***** Materials provided

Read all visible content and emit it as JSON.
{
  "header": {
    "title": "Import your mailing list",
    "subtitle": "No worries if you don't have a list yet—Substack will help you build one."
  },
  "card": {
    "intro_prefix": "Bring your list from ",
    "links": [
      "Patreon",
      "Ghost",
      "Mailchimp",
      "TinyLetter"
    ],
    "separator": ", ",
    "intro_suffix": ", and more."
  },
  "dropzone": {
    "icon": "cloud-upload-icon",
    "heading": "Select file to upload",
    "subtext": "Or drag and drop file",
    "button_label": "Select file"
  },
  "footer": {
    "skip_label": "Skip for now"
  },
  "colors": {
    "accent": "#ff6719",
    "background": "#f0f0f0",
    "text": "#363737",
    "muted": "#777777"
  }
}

**********

■ **Goal of the exercise**
Check the data for the word "Select" and pull out the lines that have it.

■ **Finished answer**
    "heading": "Select file to upload",
    "button_label": "Select file"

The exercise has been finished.